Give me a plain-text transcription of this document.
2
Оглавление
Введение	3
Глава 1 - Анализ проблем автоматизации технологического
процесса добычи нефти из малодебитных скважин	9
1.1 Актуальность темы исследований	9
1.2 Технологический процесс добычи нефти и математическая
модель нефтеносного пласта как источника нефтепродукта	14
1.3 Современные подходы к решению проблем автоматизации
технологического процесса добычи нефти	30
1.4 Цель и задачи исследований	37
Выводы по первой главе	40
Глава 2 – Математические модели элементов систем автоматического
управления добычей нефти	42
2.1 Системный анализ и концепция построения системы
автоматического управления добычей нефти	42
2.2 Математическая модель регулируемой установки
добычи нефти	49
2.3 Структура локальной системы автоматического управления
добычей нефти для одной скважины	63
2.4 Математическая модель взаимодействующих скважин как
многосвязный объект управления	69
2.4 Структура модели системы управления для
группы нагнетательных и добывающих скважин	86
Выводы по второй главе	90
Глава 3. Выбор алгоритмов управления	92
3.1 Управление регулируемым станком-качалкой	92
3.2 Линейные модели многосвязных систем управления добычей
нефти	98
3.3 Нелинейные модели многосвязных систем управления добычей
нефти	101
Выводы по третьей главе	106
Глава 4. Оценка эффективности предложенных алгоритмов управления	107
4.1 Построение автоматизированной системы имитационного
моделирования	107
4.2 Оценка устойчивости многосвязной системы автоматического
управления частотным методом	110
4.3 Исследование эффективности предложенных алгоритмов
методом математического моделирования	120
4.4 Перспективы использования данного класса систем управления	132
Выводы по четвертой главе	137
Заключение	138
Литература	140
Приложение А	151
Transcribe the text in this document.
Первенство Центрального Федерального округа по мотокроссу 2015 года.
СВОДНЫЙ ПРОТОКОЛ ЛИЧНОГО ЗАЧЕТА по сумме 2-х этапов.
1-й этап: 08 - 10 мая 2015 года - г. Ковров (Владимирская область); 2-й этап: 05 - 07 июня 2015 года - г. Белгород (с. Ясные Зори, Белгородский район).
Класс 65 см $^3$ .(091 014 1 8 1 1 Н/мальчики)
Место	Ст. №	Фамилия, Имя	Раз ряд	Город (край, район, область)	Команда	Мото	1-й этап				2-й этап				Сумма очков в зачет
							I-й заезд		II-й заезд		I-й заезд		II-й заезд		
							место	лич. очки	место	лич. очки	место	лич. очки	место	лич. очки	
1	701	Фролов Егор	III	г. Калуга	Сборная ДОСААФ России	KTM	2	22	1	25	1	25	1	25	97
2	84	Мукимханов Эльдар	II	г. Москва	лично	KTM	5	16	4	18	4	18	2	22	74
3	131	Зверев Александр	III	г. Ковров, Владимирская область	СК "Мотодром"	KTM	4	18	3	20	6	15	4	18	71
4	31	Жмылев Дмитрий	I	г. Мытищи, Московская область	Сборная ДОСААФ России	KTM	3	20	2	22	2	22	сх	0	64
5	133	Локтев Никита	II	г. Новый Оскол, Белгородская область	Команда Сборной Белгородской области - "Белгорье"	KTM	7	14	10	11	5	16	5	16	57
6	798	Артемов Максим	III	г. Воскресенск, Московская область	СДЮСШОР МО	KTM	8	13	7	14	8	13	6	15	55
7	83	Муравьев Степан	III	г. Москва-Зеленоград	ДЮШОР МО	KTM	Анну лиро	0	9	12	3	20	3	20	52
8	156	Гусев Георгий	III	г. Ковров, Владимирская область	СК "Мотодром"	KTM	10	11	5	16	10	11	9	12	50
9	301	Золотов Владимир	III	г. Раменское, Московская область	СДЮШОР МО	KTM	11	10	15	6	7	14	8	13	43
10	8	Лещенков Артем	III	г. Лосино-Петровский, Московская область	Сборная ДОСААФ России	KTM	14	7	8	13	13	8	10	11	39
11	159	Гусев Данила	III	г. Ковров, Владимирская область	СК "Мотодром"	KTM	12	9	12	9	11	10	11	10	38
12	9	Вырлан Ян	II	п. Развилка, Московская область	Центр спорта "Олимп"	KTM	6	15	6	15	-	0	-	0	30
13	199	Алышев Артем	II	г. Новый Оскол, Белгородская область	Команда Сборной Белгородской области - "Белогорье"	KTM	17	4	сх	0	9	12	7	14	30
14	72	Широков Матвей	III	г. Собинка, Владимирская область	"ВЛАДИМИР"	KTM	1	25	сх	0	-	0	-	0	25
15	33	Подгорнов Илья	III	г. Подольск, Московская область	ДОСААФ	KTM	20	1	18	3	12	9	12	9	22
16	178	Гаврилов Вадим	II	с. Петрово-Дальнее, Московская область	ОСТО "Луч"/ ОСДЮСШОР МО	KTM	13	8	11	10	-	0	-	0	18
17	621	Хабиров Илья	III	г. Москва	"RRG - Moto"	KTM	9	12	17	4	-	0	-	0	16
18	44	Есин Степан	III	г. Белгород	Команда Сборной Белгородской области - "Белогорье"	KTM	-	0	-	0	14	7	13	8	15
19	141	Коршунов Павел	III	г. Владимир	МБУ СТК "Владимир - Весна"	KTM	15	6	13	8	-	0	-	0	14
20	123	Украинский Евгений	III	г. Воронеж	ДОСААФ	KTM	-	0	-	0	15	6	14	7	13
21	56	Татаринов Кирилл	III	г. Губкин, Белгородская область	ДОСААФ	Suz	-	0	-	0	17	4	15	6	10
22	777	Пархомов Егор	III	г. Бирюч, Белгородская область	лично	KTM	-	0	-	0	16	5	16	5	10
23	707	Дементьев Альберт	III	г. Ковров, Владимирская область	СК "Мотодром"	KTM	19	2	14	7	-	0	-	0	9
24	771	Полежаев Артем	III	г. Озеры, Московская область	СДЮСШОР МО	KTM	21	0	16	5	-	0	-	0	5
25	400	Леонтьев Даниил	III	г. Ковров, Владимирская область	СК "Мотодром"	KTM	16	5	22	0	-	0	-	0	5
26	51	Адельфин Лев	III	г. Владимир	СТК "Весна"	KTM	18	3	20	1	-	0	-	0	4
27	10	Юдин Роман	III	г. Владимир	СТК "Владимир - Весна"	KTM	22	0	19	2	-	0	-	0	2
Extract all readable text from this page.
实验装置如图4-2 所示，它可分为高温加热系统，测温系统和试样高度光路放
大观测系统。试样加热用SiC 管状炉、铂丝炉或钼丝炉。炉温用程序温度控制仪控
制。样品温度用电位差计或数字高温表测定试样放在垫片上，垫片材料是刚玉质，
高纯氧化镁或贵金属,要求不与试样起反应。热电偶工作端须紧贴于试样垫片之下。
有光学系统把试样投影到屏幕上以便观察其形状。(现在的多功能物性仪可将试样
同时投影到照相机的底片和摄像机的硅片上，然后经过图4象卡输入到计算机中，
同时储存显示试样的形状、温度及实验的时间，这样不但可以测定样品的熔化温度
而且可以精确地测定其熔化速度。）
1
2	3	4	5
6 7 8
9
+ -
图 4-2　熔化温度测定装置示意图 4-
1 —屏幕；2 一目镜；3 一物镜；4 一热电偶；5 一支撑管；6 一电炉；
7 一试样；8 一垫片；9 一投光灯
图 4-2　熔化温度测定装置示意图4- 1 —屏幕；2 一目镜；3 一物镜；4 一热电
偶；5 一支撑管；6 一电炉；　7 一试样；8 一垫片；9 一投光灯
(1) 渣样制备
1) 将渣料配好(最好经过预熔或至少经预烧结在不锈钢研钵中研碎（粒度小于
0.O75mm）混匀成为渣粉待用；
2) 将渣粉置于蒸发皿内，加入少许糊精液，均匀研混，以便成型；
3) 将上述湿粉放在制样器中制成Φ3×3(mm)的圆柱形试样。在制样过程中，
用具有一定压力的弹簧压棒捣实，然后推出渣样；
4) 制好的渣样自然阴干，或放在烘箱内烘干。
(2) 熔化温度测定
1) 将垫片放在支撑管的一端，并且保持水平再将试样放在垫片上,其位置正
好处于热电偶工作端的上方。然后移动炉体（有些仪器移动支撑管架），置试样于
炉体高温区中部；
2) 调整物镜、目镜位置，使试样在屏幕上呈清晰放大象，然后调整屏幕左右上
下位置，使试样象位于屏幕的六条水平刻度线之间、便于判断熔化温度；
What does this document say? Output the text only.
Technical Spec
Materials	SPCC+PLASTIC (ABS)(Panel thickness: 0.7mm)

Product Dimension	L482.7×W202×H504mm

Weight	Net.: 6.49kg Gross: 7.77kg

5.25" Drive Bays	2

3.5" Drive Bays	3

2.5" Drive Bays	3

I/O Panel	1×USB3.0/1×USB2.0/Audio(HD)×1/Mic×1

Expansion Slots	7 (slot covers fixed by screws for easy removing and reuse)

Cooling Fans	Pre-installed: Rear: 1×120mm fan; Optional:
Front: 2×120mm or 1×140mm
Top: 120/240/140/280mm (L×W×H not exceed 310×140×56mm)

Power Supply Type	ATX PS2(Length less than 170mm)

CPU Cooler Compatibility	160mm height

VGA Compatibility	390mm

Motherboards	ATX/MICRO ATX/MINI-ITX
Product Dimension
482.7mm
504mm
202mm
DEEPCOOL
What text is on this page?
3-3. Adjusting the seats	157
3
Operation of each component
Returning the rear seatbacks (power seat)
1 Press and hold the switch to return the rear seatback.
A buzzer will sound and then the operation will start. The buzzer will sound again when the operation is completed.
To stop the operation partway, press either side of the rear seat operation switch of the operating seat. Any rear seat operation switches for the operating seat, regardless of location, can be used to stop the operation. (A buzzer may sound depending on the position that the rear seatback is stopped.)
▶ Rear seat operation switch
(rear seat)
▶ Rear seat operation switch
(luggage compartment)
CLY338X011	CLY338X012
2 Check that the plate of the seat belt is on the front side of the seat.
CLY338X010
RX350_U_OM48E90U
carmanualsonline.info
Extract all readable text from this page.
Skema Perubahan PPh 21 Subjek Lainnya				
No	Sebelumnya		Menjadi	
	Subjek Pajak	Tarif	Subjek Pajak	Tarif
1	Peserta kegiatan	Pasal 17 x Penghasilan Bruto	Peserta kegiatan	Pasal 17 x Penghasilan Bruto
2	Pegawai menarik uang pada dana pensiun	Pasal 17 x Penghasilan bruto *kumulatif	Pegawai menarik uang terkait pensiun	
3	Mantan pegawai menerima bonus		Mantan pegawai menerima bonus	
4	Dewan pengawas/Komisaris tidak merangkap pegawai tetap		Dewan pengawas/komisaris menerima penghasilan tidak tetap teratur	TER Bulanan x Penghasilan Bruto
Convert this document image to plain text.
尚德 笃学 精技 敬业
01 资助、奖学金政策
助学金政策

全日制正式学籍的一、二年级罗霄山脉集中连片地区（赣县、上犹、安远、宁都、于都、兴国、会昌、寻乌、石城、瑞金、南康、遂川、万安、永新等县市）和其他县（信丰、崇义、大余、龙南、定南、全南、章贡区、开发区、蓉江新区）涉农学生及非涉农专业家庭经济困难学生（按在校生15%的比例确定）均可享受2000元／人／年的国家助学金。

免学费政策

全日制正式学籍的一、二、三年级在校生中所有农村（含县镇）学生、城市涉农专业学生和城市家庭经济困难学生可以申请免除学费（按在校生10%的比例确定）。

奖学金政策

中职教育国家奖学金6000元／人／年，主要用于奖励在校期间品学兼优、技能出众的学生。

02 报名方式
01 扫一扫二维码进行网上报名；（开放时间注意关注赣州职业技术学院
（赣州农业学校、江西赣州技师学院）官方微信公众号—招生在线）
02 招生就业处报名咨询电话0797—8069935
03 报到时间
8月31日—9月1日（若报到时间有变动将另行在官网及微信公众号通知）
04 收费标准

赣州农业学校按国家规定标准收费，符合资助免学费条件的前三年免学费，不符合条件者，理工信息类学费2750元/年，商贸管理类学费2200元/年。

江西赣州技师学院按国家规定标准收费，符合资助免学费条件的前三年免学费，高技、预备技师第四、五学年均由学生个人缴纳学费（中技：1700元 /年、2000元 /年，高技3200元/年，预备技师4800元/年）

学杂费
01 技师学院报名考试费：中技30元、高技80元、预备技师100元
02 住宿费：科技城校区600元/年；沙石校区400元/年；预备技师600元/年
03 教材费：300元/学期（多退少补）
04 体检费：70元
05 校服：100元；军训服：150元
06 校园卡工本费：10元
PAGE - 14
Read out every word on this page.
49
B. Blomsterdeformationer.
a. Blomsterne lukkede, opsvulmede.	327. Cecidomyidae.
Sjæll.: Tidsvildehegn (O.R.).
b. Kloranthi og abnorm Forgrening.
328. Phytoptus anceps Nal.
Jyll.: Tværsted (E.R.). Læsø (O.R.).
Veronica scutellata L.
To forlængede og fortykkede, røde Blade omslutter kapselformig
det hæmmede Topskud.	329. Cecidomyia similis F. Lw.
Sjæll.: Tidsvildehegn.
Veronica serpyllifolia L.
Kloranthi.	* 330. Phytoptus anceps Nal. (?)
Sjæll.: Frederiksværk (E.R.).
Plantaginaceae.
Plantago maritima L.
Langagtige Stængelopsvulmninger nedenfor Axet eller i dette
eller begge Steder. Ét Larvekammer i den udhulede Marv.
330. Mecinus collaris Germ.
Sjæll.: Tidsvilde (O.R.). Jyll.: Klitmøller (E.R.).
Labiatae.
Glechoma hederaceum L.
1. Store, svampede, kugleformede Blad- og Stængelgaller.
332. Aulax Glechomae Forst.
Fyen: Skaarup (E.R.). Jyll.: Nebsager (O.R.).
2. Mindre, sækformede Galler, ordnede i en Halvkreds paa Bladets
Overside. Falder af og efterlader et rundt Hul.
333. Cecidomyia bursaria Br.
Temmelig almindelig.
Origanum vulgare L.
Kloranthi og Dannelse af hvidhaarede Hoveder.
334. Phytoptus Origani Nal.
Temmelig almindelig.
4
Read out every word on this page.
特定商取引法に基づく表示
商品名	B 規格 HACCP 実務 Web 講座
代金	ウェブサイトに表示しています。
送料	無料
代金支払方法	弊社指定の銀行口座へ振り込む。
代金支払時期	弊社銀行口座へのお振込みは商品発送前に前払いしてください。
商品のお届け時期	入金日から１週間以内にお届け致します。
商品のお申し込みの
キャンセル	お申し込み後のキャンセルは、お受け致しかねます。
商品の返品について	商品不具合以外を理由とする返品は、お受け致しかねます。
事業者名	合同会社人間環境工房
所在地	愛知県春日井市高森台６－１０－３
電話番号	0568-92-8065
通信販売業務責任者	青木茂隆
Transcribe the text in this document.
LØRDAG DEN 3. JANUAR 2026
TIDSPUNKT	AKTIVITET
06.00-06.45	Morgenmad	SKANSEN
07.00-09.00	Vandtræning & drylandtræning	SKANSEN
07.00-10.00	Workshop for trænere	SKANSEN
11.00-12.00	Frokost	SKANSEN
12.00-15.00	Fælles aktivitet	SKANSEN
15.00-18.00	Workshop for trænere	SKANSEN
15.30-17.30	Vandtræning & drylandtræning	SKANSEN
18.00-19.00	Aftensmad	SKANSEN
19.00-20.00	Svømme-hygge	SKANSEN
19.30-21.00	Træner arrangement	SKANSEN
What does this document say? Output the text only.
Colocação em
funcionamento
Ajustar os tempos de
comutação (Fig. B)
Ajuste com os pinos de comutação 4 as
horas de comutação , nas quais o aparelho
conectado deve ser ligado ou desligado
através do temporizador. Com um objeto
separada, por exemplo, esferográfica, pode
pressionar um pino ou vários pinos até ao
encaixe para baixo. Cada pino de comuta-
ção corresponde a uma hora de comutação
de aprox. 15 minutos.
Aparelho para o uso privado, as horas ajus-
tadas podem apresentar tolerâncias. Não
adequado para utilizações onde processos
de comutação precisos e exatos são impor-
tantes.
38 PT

........

Aim>
Consider the entries above and return each line with the string "Илья".

In response>
15	33	Подгорнов Илья	III	г. Подольск, Московская область	ДОСААФ	KTM	20	1	18	3	12	9	12	9	22
17	621	Хабиров Илья	III	г. Москва	"RRG - Moto"	KTM	9	12	17	4	-	0	-	0	16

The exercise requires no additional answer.